▸ WHAT THIS TASK INVOLVES
How many lines of these entries hold the string "początku"? Answer with the number alone.

(Collected data)
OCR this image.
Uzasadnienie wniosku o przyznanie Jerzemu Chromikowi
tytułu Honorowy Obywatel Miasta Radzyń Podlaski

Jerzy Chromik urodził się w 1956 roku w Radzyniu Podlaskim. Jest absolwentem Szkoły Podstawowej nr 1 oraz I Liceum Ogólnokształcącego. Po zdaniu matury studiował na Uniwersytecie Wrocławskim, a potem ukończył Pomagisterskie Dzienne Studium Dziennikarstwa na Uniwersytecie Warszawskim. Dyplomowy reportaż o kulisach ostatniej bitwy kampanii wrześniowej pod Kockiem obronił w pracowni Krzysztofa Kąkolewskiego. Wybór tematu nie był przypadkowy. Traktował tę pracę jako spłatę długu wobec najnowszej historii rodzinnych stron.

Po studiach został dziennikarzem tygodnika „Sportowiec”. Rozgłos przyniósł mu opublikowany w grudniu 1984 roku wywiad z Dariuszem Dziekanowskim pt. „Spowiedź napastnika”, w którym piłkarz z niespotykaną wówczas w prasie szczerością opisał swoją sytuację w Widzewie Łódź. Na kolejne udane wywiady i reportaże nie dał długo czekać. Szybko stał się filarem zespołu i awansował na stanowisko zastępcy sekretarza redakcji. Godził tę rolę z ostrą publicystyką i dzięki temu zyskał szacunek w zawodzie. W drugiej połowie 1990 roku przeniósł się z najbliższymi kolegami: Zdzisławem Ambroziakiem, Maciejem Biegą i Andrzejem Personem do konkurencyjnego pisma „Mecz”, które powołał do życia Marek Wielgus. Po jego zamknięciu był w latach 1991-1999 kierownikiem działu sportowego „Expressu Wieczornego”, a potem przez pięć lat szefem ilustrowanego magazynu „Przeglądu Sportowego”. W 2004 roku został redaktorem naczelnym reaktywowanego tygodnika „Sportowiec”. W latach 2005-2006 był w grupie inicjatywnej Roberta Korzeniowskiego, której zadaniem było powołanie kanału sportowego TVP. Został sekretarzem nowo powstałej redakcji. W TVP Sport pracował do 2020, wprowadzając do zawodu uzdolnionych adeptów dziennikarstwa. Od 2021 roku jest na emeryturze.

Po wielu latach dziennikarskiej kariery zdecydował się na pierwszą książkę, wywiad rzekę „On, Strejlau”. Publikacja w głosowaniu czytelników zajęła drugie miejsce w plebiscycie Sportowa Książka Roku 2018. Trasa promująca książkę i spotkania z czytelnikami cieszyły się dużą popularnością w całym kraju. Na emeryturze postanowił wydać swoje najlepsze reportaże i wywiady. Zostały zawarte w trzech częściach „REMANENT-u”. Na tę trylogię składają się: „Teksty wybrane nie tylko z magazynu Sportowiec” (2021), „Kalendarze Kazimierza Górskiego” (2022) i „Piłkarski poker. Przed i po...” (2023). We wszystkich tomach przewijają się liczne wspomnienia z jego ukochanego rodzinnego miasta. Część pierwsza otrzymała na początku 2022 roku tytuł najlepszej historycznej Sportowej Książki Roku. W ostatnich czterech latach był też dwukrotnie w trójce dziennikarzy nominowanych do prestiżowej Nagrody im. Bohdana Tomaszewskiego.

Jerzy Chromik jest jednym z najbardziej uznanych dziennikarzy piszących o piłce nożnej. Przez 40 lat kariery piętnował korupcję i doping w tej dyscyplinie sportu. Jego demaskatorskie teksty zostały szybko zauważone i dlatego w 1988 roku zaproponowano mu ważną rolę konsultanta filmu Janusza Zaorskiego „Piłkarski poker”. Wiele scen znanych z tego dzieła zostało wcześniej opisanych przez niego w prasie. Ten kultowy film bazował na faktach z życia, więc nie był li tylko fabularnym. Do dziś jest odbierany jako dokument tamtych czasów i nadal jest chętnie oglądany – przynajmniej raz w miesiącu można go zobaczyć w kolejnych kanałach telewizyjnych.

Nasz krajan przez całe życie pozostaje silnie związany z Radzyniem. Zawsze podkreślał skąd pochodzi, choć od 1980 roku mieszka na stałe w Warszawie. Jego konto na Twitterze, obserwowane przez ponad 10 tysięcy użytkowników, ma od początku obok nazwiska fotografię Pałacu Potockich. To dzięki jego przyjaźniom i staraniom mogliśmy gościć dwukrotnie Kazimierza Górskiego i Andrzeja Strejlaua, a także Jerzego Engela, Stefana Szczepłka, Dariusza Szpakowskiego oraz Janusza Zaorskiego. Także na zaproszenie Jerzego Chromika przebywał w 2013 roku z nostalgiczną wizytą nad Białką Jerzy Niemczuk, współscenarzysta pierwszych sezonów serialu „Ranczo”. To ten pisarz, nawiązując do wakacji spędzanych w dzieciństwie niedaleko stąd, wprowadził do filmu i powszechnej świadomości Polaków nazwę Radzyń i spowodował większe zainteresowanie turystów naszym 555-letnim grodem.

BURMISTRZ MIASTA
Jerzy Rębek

▸ SOLUTION
2